▶ **Exercise**
Output only the lines from the line holding "Extract all readable text from this page." through the close of the records, exactly as they appear, with all pictures omitted.

[Saved entries]

########

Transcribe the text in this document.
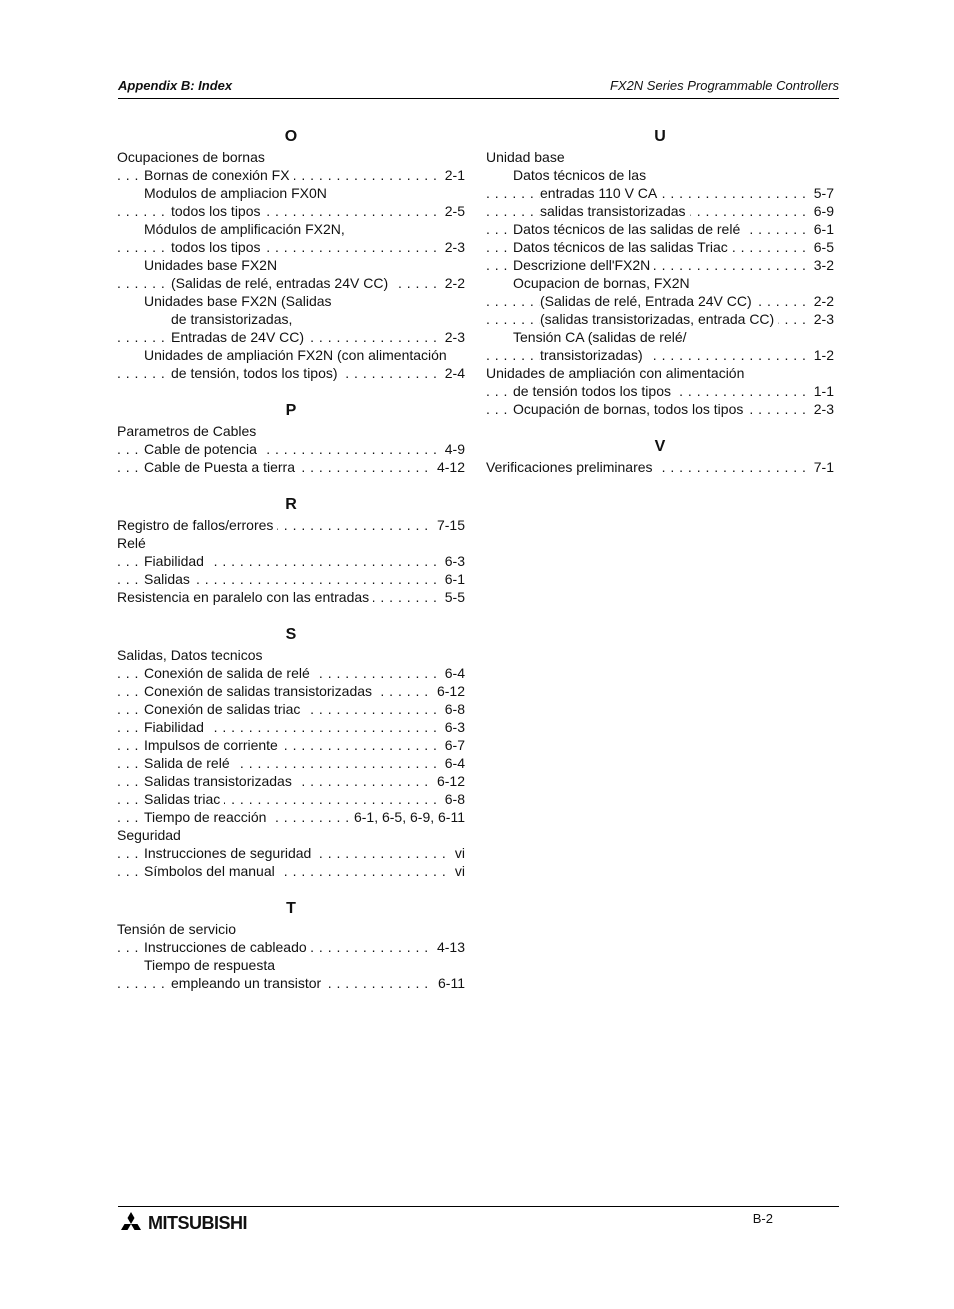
Appendix B: Index	FX2N Series Programmable Controllers
O
Ocupaciones de bornas
Bornas de conexión FX	2-1
. . .
Modulos de ampliacion FX0N
todos los tipos	2-5
. . .
Módulos de amplificación FX2N,
todos los tipos	2-3
. . .
Unidades base FX2N
(Salidas de relé, entradas 24V CC)	2-2
. . .
Unidades base FX2N (Salidas
de transistorizadas,
Entradas de 24V CC)	2-3
. . .
Unidades de ampliación FX2N (con alimentación
de tensión, todos los tipos)	2-4
. . .
P
Parametros de Cables
Cable de potencia	4-9
. . .
Cable de Puesta a tierra	4-12
. . .
R
Registro de fallos/errores	7-15
. . .
Relé
Fiabilidad	6-3
. . .
Salidas	6-1
. . .
Resistencia en paralelo con las entradas	5-5
. . .
S
Salidas, Datos tecnicos
Conexión de salida de relé	6-4
. . .
Conexión de salidas transistorizadas	6-12
. . .
Conexión de salidas triac	6-8
. . .
Fiabilidad	6-3
. . .
Impulsos de corriente	6-7
. . .
Salida de relé	6-4
. . .
Salidas transistorizadas	6-12
. . .
Salidas triac	6-8
. . .
Tiempo de reacción	6-1, 6-5, 6-9, 6-11
. . .
Seguridad
Instrucciones de seguridad	vi
. . .
Símbolos del manual	vi
. . .
T
Tensión de servicio
Instrucciones de cableado	4-13
. . .
Tiempo de respuesta
empleando un transistor	6-11
. . .
U
Unidad base
Datos técnicos de las
entradas 110 V CA	5-7
. . .
salidas transistorizadas	6-9
. . .
Datos técnicos de las salidas de relé	6-1
. . .
Datos técnicos de las salidas Triac	6-5
. . .
Descrizione dell'FX2N	3-2
. . .
Ocupacion de bornas, FX2N
(Salidas de relé, Entrada 24V CC)	2-2
. . .
(salidas transistorizadas, entrada CC)	2-3
. . .
Tensión CA (salidas de relé/
transistorizadas)	1-2
. . .
Unidades de ampliación con alimentación
de tensión todos los tipos	1-1
. . .
Ocupación de bornas, todos los tipos	2-3
. . .
V
Verificaciones preliminares	7-1
. . .
MITSUBISHI	B-2
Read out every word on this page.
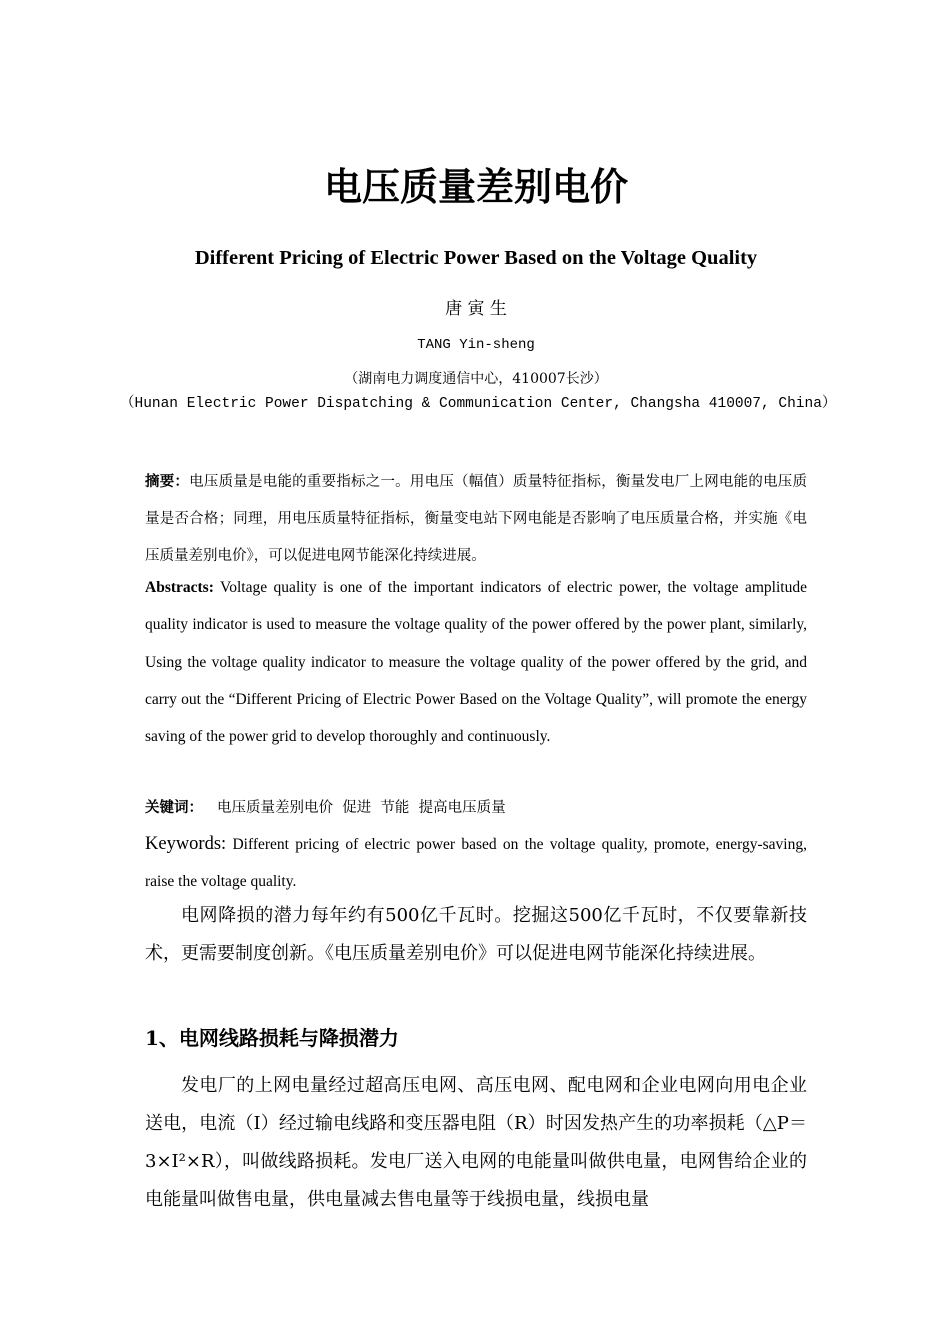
电压质量差别电价
Different Pricing of Electric Power Based on the Voltage Quality
唐 寅 生
TANG Yin-sheng
（湖南电力调度通信中心，410007长沙）
（Hunan Electric Power Dispatching & Communication Center, Changsha 410007, China）
摘要：电压质量是电能的重要指标之一。用电压（幅值）质量特征指标，衡量发电厂上网电能的电压质量是否合格；同理，用电压质量特征指标，衡量变电站下网电能是否影响了电压质量合格，并实施《电压质量差别电价》，可以促进电网节能深化持续进展。
Abstracts: Voltage quality is one of the important indicators of electric power, the voltage amplitude quality indicator is used to measure the voltage quality of the power offered by the power plant, similarly, Using the voltage quality indicator to measure the voltage quality of the power offered by the grid, and carry out the “Different Pricing of Electric Power Based on the Voltage Quality”, will promote the energy saving of the power grid to develop thoroughly and continuously.
关键词： 电压质量差别电价  促进  节能  提高电压质量
Keywords: Different pricing of electric power based on the voltage quality, promote, energy-saving, raise the voltage quality.
电网降损的潜力每年约有500亿千瓦时。挖掘这500亿千瓦时，不仅要靠新技术，更需要制度创新。《电压质量差别电价》可以促进电网节能深化持续进展。
1、电网线路损耗与降损潜力
发电厂的上网电量经过超高压电网、高压电网、配电网和企业电网向用电企业送电，电流（I）经过输电线路和变压器电阻（R）时因发热产生的功率损耗（△P＝3×I²×R），叫做线路损耗。发电厂送入电网的电能量叫做供电量，电网售给企业的电能量叫做售电量，供电量减去售电量等于线损电量，线损电量
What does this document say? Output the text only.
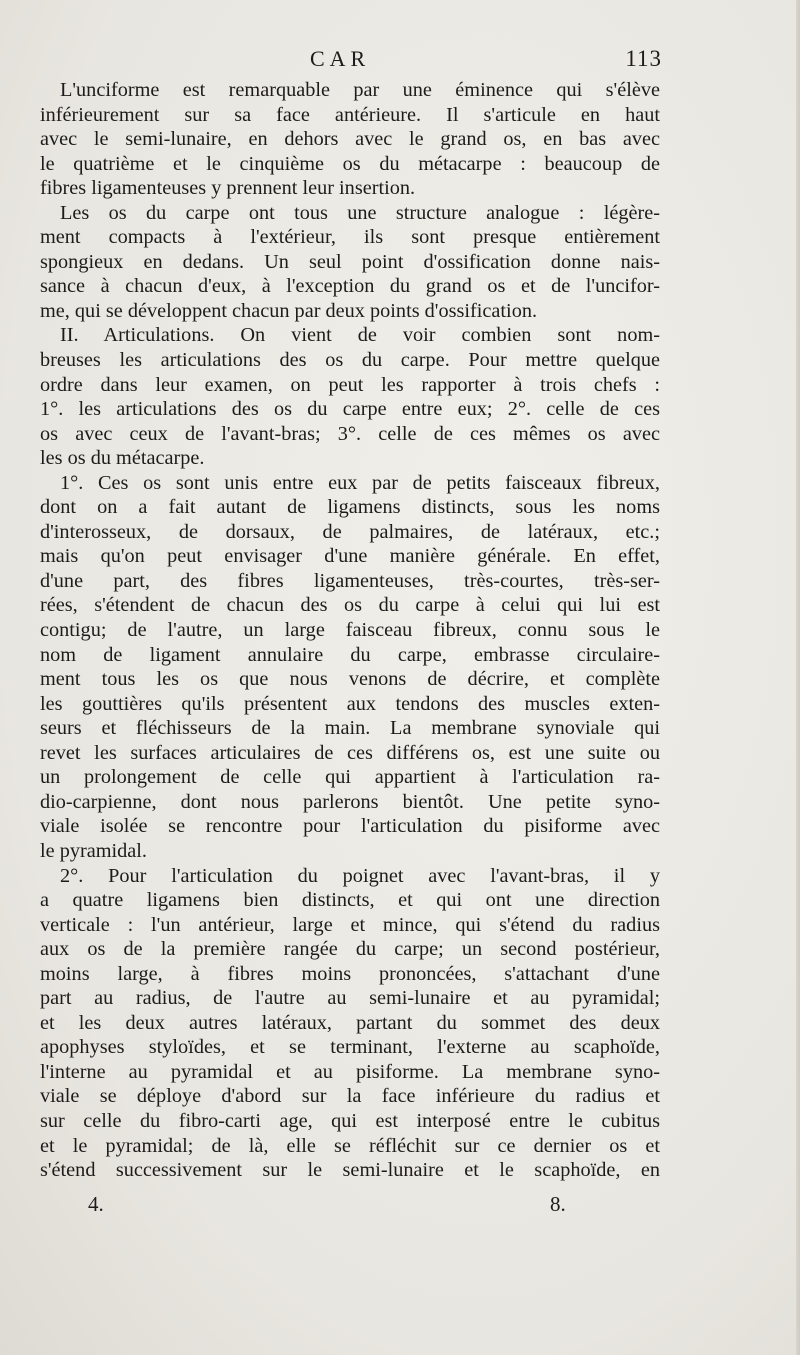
CAR	113
L'unciforme est remarquable par une éminence qui s'élève
inférieurement sur sa face antérieure. Il s'articule en haut
avec le semi-lunaire, en dehors avec le grand os, en bas avec
le quatrième et le cinquième os du métacarpe : beaucoup de
fibres ligamenteuses y prennent leur insertion.
Les os du carpe ont tous une structure analogue : légère-
ment compacts à l'extérieur, ils sont presque entièrement
spongieux en dedans. Un seul point d'ossification donne nais-
sance à chacun d'eux, à l'exception du grand os et de l'uncifor-
me, qui se développent chacun par deux points d'ossification.
II. Articulations. On vient de voir combien sont nom-
breuses les articulations des os du carpe. Pour mettre quelque
ordre dans leur examen, on peut les rapporter à trois chefs :
1°. les articulations des os du carpe entre eux; 2°. celle de ces
os avec ceux de l'avant-bras; 3°. celle de ces mêmes os avec
les os du métacarpe.
1°. Ces os sont unis entre eux par de petits faisceaux fibreux,
dont on a fait autant de ligamens distincts, sous les noms
d'interosseux, de dorsaux, de palmaires, de latéraux, etc.;
mais qu'on peut envisager d'une manière générale. En effet,
d'une part, des fibres ligamenteuses, très-courtes, très-ser-
rées, s'étendent de chacun des os du carpe à celui qui lui est
contigu; de l'autre, un large faisceau fibreux, connu sous le
nom de ligament annulaire du carpe, embrasse circulaire-
ment tous les os que nous venons de décrire, et complète
les gouttières qu'ils présentent aux tendons des muscles exten-
seurs et fléchisseurs de la main. La membrane synoviale qui
revet les surfaces articulaires de ces différens os, est une suite ou
un prolongement de celle qui appartient à l'articulation ra-
dio-carpienne, dont nous parlerons bientôt. Une petite syno-
viale isolée se rencontre pour l'articulation du pisiforme avec
le pyramidal.
2°. Pour l'articulation du poignet avec l'avant-bras, il y
a quatre ligamens bien distincts, et qui ont une direction
verticale : l'un antérieur, large et mince, qui s'étend du radius
aux os de la première rangée du carpe; un second postérieur,
moins large, à fibres moins prononcées, s'attachant d'une
part au radius, de l'autre au semi-lunaire et au pyramidal;
et les deux autres latéraux, partant du sommet des deux
apophyses styloïdes, et se terminant, l'externe au scaphoïde,
l'interne au pyramidal et au pisiforme. La membrane syno-
viale se déploye d'abord sur la face inférieure du radius et
sur celle du fibro-carti age, qui est interposé entre le cubitus
et le pyramidal; de là, elle se réfléchit sur ce dernier os et
s'étend successivement sur le semi-lunaire et le scaphoïde, en
4.	8.
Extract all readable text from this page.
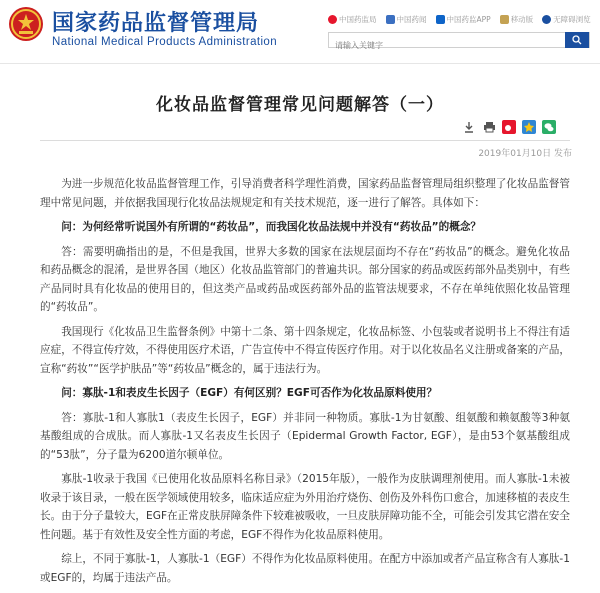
国家药品监督管理局
National Medical Products Administration
中国药监局	中国药闻	中国药监APP	移动版	无障碍浏览
请输入关键字
化妆品监督管理常见问题解答（一）
2019年01月10日 发布

为进一步规范化妆品监督管理工作，引导消费者科学理性消费，国家药品监督管理局组织整理了化妆品监督管理中常见问题，并依据我国现行化妆品法规规定和有关技术规范，逐一进行了解答。具体如下：

问：为何经常听说国外有所谓的“药妆品”，而我国化妆品法规中并没有“药妆品”的概念？

答：需要明确指出的是，不但是我国，世界大多数的国家在法规层面均不存在“药妆品”的概念。避免化妆品和药品概念的混淆，是世界各国（地区）化妆品监管部门的普遍共识。部分国家的药品或医药部外品类别中，有些产品同时具有化妆品的使用目的，但这类产品或药品或医药部外品的监管法规要求，不存在单纯依照化妆品管理的“药妆品”。

我国现行《化妆品卫生监督条例》中第十二条、第十四条规定，化妆品标签、小包装或者说明书上不得注有适应症，不得宣传疗效，不得使用医疗术语，广告宣传中不得宣传医疗作用。对于以化妆品名义注册或备案的产品，宣称“药妆”“医学护肤品”等“药妆品”概念的，属于违法行为。

问：寡肽-1和表皮生长因子（EGF）有何区别？EGF可否作为化妆品原料使用？

答：寡肽-1和人寡肽1（表皮生长因子，EGF）并非同一种物质。寡肽-1为甘氨酸、组氨酸和赖氨酸等3种氨基酸组成的合成肽。而人寡肽-1又名表皮生长因子（Epidermal Growth Factor, EGF），是由53个氨基酸组成的“53肽”，分子量为6200道尔顿单位。

寡肽-1收录于我国《已使用化妆品原料名称目录》（2015年版），一般作为皮肤调理剂使用。而人寡肽-1未被收录于该目录，一般在医学领域使用较多，临床适应症为外用治疗烧伤、创伤及外科伤口愈合，加速移植的表皮生长。由于分子量较大，EGF在正常皮肤屏障条件下较难被吸收，一旦皮肤屏障功能不全，可能会引发其它潜在安全性问题。基于有效性及安全性方面的考虑，EGF不得作为化妆品原料使用。

综上，不同于寡肽-1，人寡肽-1（EGF）不得作为化妆品原料使用。在配方中添加或者产品宣称含有人寡肽-1或EGF的，均属于违法产品。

########

▶ **Exercise response**
Extract all readable text from this page.
国家药品监督管理局
National Medical Products Administration
中国药监局	中国药闻	中国药监APP	移动版	无障碍浏览
请输入关键字
化妆品监督管理常见问题解答（一）
2019年01月10日 发布

为进一步规范化妆品监督管理工作，引导消费者科学理性消费，国家药品监督管理局组织整理了化妆品监督管理中常见问题，并依据我国现行化妆品法规规定和有关技术规范，逐一进行了解答。具体如下：

问：为何经常听说国外有所谓的“药妆品”，而我国化妆品法规中并没有“药妆品”的概念？

答：需要明确指出的是，不但是我国，世界大多数的国家在法规层面均不存在“药妆品”的概念。避免化妆品和药品概念的混淆，是世界各国（地区）化妆品监管部门的普遍共识。部分国家的药品或医药部外品类别中，有些产品同时具有化妆品的使用目的，但这类产品或药品或医药部外品的监管法规要求，不存在单纯依照化妆品管理的“药妆品”。

我国现行《化妆品卫生监督条例》中第十二条、第十四条规定，化妆品标签、小包装或者说明书上不得注有适应症，不得宣传疗效，不得使用医疗术语，广告宣传中不得宣传医疗作用。对于以化妆品名义注册或备案的产品，宣称“药妆”“医学护肤品”等“药妆品”概念的，属于违法行为。

问：寡肽-1和表皮生长因子（EGF）有何区别？EGF可否作为化妆品原料使用？

答：寡肽-1和人寡肽1（表皮生长因子，EGF）并非同一种物质。寡肽-1为甘氨酸、组氨酸和赖氨酸等3种氨基酸组成的合成肽。而人寡肽-1又名表皮生长因子（Epidermal Growth Factor, EGF），是由53个氨基酸组成的“53肽”，分子量为6200道尔顿单位。

寡肽-1收录于我国《已使用化妆品原料名称目录》（2015年版），一般作为皮肤调理剂使用。而人寡肽-1未被收录于该目录，一般在医学领域使用较多，临床适应症为外用治疗烧伤、创伤及外科伤口愈合，加速移植的表皮生长。由于分子量较大，EGF在正常皮肤屏障条件下较难被吸收，一旦皮肤屏障功能不全，可能会引发其它潜在安全性问题。基于有效性及安全性方面的考虑，EGF不得作为化妆品原料使用。

综上，不同于寡肽-1，人寡肽-1（EGF）不得作为化妆品原料使用。在配方中添加或者产品宣称含有人寡肽-1或EGF的，均属于违法产品。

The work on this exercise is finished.